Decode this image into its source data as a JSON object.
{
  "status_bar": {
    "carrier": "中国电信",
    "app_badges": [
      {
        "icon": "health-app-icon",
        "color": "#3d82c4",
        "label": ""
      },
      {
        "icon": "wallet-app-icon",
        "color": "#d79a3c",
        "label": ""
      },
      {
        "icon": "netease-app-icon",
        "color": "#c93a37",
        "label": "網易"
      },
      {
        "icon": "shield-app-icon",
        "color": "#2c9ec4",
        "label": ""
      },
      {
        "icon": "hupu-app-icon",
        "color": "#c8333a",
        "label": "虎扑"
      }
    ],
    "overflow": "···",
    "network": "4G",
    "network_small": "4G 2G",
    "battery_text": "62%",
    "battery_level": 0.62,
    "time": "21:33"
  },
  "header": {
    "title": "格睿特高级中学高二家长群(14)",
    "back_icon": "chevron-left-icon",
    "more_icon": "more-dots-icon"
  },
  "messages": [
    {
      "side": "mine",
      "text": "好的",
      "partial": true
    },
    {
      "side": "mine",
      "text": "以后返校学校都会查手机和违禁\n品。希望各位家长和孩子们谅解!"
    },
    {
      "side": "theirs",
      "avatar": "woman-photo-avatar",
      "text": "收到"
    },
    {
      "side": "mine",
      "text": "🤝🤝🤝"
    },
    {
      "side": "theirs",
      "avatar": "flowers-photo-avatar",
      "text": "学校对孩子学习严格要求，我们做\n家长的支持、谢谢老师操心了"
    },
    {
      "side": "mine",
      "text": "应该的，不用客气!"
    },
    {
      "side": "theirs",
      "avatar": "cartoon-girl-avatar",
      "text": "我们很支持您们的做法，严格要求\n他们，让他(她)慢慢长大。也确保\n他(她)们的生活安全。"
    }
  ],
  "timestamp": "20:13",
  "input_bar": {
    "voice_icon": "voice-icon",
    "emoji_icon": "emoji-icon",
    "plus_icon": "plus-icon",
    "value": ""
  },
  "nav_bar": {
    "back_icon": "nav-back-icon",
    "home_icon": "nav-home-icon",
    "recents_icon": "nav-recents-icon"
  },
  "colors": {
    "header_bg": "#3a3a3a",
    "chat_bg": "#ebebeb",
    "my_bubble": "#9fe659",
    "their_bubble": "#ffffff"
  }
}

────

### Problem details
Set out the complete listing exactly as shown.

### Correct answer
Decode this image into its source data as a JSON object.
{
  "status_bar": {
    "carrier": "中国电信",
    "app_badges": [
      {
        "icon": "health-app-icon",
        "color": "#3d82c4",
        "label": ""
      },
      {
        "icon": "wallet-app-icon",
        "color": "#d79a3c",
        "label": ""
      },
      {
        "icon": "netease-app-icon",
        "color": "#c93a37",
        "label": "網易"
      },
      {
        "icon": "shield-app-icon",
        "color": "#2c9ec4",
        "label": ""
      },
      {
        "icon": "hupu-app-icon",
        "color": "#c8333a",
        "label": "虎扑"
      }
    ],
    "overflow": "···",
    "network": "4G",
    "network_small": "4G 2G",
    "battery_text": "62%",
    "battery_level": 0.62,
    "time": "21:33"
  },
  "header": {
    "title": "格睿特高级中学高二家长群(14)",
    "back_icon": "chevron-left-icon",
    "more_icon": "more-dots-icon"
  },
  "messages": [
    {
      "side": "mine",
      "text": "好的",
      "partial": true
    },
    {
      "side": "mine",
      "text": "以后返校学校都会查手机和违禁\n品。希望各位家长和孩子们谅解!"
    },
    {
      "side": "theirs",
      "avatar": "woman-photo-avatar",
      "text": "收到"
    },
    {
      "side": "mine",
      "text": "🤝🤝🤝"
    },
    {
      "side": "theirs",
      "avatar": "flowers-photo-avatar",
      "text": "学校对孩子学习严格要求，我们做\n家长的支持、谢谢老师操心了"
    },
    {
      "side": "mine",
      "text": "应该的，不用客气!"
    },
    {
      "side": "theirs",
      "avatar": "cartoon-girl-avatar",
      "text": "我们很支持您们的做法，严格要求\n他们，让他(她)慢慢长大。也确保\n他(她)们的生活安全。"
    }
  ],
  "timestamp": "20:13",
  "input_bar": {
    "voice_icon": "voice-icon",
    "emoji_icon": "emoji-icon",
    "plus_icon": "plus-icon",
    "value": ""
  },
  "nav_bar": {
    "back_icon": "nav-back-icon",
    "home_icon": "nav-home-icon",
    "recents_icon": "nav-recents-icon"
  },
  "colors": {
    "header_bg": "#3a3a3a",
    "chat_bg": "#ebebeb",
    "my_bubble": "#9fe659",
    "their_bubble": "#ffffff"
  }
}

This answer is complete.